_What this task involves:_ The records below are to be quoted in full; please keep every word exact.

_Stored data:_
● ● ● ● ● ● ●

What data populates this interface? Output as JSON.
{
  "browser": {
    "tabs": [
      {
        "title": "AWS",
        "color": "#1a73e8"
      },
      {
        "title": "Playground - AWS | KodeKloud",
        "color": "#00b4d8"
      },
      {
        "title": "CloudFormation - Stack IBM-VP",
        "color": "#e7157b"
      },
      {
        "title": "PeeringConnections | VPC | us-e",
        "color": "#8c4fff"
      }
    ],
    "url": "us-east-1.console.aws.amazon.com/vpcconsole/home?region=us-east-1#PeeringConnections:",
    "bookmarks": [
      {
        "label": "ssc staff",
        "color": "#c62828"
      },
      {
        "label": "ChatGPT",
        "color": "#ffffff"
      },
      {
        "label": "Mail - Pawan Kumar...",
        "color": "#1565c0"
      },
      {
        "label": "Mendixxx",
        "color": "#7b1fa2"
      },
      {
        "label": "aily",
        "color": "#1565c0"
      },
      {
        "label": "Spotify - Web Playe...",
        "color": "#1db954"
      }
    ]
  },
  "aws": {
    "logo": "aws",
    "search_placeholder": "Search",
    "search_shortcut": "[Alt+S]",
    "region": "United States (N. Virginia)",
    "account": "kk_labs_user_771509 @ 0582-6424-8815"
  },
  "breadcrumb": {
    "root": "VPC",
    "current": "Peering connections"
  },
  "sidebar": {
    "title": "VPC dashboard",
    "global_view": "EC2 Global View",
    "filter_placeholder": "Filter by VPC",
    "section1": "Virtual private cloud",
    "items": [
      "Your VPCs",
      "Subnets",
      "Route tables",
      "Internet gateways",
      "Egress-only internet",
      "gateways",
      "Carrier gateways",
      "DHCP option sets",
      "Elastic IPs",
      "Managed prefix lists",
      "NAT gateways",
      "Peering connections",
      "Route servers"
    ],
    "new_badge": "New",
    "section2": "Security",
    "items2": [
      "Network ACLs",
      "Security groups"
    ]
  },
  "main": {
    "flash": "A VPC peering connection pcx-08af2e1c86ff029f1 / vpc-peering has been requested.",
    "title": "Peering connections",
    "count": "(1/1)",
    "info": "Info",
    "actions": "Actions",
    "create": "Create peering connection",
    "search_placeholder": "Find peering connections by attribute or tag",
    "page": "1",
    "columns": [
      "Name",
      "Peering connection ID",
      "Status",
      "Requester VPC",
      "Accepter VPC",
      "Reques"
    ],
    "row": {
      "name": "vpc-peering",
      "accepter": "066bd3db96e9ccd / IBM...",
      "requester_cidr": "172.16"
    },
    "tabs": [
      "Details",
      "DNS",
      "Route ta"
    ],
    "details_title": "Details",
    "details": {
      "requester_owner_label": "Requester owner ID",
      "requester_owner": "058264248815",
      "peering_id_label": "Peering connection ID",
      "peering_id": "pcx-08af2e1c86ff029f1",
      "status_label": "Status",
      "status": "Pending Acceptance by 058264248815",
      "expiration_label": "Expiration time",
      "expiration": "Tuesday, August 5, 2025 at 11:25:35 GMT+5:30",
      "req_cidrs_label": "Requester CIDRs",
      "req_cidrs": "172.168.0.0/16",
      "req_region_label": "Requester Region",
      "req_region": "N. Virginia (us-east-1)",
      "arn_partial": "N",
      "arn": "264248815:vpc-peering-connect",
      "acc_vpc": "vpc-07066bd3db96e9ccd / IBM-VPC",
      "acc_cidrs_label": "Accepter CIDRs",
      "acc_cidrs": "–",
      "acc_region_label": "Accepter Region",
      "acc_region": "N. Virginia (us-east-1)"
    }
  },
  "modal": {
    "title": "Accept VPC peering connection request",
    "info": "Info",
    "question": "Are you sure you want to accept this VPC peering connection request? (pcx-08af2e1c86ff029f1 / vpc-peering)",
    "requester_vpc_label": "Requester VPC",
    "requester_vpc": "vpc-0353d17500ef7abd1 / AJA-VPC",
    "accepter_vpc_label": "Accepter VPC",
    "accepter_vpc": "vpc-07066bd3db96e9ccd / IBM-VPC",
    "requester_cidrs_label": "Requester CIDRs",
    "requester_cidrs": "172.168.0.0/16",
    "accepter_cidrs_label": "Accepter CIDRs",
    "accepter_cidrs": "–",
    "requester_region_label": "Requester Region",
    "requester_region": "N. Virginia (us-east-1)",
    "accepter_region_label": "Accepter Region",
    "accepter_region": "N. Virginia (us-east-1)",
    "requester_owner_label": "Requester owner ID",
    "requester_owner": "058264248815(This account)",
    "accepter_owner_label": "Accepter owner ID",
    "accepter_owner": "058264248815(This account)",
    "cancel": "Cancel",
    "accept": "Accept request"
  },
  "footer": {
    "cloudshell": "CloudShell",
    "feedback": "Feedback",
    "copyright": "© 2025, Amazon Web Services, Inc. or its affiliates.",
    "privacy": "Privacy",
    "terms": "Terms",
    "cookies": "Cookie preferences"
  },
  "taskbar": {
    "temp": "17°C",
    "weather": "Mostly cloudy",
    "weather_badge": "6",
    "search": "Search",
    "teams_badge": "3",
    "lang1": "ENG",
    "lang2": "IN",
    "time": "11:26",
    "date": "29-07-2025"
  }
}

● ● ● ● ● ● ●

_Reply to the exercise:_
What data populates this interface? Output as JSON.
{
  "browser": {
    "tabs": [
      {
        "title": "AWS",
        "color": "#1a73e8"
      },
      {
        "title": "Playground - AWS | KodeKloud",
        "color": "#00b4d8"
      },
      {
        "title": "CloudFormation - Stack IBM-VP",
        "color": "#e7157b"
      },
      {
        "title": "PeeringConnections | VPC | us-e",
        "color": "#8c4fff"
      }
    ],
    "url": "us-east-1.console.aws.amazon.com/vpcconsole/home?region=us-east-1#PeeringConnections:",
    "bookmarks": [
      {
        "label": "ssc staff",
        "color": "#c62828"
      },
      {
        "label": "ChatGPT",
        "color": "#ffffff"
      },
      {
        "label": "Mail - Pawan Kumar...",
        "color": "#1565c0"
      },
      {
        "label": "Mendixxx",
        "color": "#7b1fa2"
      },
      {
        "label": "aily",
        "color": "#1565c0"
      },
      {
        "label": "Spotify - Web Playe...",
        "color": "#1db954"
      }
    ]
  },
  "aws": {
    "logo": "aws",
    "search_placeholder": "Search",
    "search_shortcut": "[Alt+S]",
    "region": "United States (N. Virginia)",
    "account": "kk_labs_user_771509 @ 0582-6424-8815"
  },
  "breadcrumb": {
    "root": "VPC",
    "current": "Peering connections"
  },
  "sidebar": {
    "title": "VPC dashboard",
    "global_view": "EC2 Global View",
    "filter_placeholder": "Filter by VPC",
    "section1": "Virtual private cloud",
    "items": [
      "Your VPCs",
      "Subnets",
      "Route tables",
      "Internet gateways",
      "Egress-only internet",
      "gateways",
      "Carrier gateways",
      "DHCP option sets",
      "Elastic IPs",
      "Managed prefix lists",
      "NAT gateways",
      "Peering connections",
      "Route servers"
    ],
    "new_badge": "New",
    "section2": "Security",
    "items2": [
      "Network ACLs",
      "Security groups"
    ]
  },
  "main": {
    "flash": "A VPC peering connection pcx-08af2e1c86ff029f1 / vpc-peering has been requested.",
    "title": "Peering connections",
    "count": "(1/1)",
    "info": "Info",
    "actions": "Actions",
    "create": "Create peering connection",
    "search_placeholder": "Find peering connections by attribute or tag",
    "page": "1",
    "columns": [
      "Name",
      "Peering connection ID",
      "Status",
      "Requester VPC",
      "Accepter VPC",
      "Reques"
    ],
    "row": {
      "name": "vpc-peering",
      "accepter": "066bd3db96e9ccd / IBM...",
      "requester_cidr": "172.16"
    },
    "tabs": [
      "Details",
      "DNS",
      "Route ta"
    ],
    "details_title": "Details",
    "details": {
      "requester_owner_label": "Requester owner ID",
      "requester_owner": "058264248815",
      "peering_id_label": "Peering connection ID",
      "peering_id": "pcx-08af2e1c86ff029f1",
      "status_label": "Status",
      "status": "Pending Acceptance by 058264248815",
      "expiration_label": "Expiration time",
      "expiration": "Tuesday, August 5, 2025 at 11:25:35 GMT+5:30",
      "req_cidrs_label": "Requester CIDRs",
      "req_cidrs": "172.168.0.0/16",
      "req_region_label": "Requester Region",
      "req_region": "N. Virginia (us-east-1)",
      "arn_partial": "N",
      "arn": "264248815:vpc-peering-connect",
      "acc_vpc": "vpc-07066bd3db96e9ccd / IBM-VPC",
      "acc_cidrs_label": "Accepter CIDRs",
      "acc_cidrs": "–",
      "acc_region_label": "Accepter Region",
      "acc_region": "N. Virginia (us-east-1)"
    }
  },
  "modal": {
    "title": "Accept VPC peering connection request",
    "info": "Info",
    "question": "Are you sure you want to accept this VPC peering connection request? (pcx-08af2e1c86ff029f1 / vpc-peering)",
    "requester_vpc_label": "Requester VPC",
    "requester_vpc": "vpc-0353d17500ef7abd1 / AJA-VPC",
    "accepter_vpc_label": "Accepter VPC",
    "accepter_vpc": "vpc-07066bd3db96e9ccd / IBM-VPC",
    "requester_cidrs_label": "Requester CIDRs",
    "requester_cidrs": "172.168.0.0/16",
    "accepter_cidrs_label": "Accepter CIDRs",
    "accepter_cidrs": "–",
    "requester_region_label": "Requester Region",
    "requester_region": "N. Virginia (us-east-1)",
    "accepter_region_label": "Accepter Region",
    "accepter_region": "N. Virginia (us-east-1)",
    "requester_owner_label": "Requester owner ID",
    "requester_owner": "058264248815(This account)",
    "accepter_owner_label": "Accepter owner ID",
    "accepter_owner": "058264248815(This account)",
    "cancel": "Cancel",
    "accept": "Accept request"
  },
  "footer": {
    "cloudshell": "CloudShell",
    "feedback": "Feedback",
    "copyright": "© 2025, Amazon Web Services, Inc. or its affiliates.",
    "privacy": "Privacy",
    "terms": "Terms",
    "cookies": "Cookie preferences"
  },
  "taskbar": {
    "temp": "17°C",
    "weather": "Mostly cloudy",
    "weather_badge": "6",
    "search": "Search",
    "teams_badge": "3",
    "lang1": "ENG",
    "lang2": "IN",
    "time": "11:26",
    "date": "29-07-2025"
  }
}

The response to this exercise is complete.